» What you need to do
Look through the records that follow. Copy every line containing the word "subscript".

» Stored records
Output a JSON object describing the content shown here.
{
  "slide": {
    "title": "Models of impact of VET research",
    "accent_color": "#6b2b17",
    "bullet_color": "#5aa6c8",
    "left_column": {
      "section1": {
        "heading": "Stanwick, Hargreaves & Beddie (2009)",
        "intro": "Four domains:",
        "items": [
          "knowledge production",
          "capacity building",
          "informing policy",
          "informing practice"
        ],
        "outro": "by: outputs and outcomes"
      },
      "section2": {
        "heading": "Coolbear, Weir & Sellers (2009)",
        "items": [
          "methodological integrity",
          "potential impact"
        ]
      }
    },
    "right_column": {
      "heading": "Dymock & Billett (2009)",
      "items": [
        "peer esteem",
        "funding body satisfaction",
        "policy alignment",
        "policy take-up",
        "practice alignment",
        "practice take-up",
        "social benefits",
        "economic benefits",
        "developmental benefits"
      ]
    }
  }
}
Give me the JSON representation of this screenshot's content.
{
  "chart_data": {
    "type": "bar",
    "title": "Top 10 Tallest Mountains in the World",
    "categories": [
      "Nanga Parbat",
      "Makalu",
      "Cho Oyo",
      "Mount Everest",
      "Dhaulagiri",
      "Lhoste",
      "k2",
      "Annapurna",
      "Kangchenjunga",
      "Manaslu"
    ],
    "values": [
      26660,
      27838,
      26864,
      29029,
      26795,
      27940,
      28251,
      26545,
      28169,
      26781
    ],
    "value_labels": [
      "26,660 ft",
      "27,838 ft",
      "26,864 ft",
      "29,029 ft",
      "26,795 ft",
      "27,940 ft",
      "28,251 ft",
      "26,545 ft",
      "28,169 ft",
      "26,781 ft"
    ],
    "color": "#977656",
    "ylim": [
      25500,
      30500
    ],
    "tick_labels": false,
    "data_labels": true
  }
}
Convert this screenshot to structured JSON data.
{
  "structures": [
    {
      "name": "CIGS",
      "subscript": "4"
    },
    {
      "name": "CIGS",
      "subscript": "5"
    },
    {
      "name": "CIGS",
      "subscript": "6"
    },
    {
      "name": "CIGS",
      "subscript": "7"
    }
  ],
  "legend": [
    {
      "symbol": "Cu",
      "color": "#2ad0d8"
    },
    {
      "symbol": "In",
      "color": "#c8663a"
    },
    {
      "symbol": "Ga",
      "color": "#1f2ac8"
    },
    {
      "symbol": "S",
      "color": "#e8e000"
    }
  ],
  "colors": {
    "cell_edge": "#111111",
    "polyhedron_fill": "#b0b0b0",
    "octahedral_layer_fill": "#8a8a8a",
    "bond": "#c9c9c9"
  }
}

» Solution to the exercise
      "subscript": "4"
      "subscript": "5"
      "subscript": "6"
      "subscript": "7"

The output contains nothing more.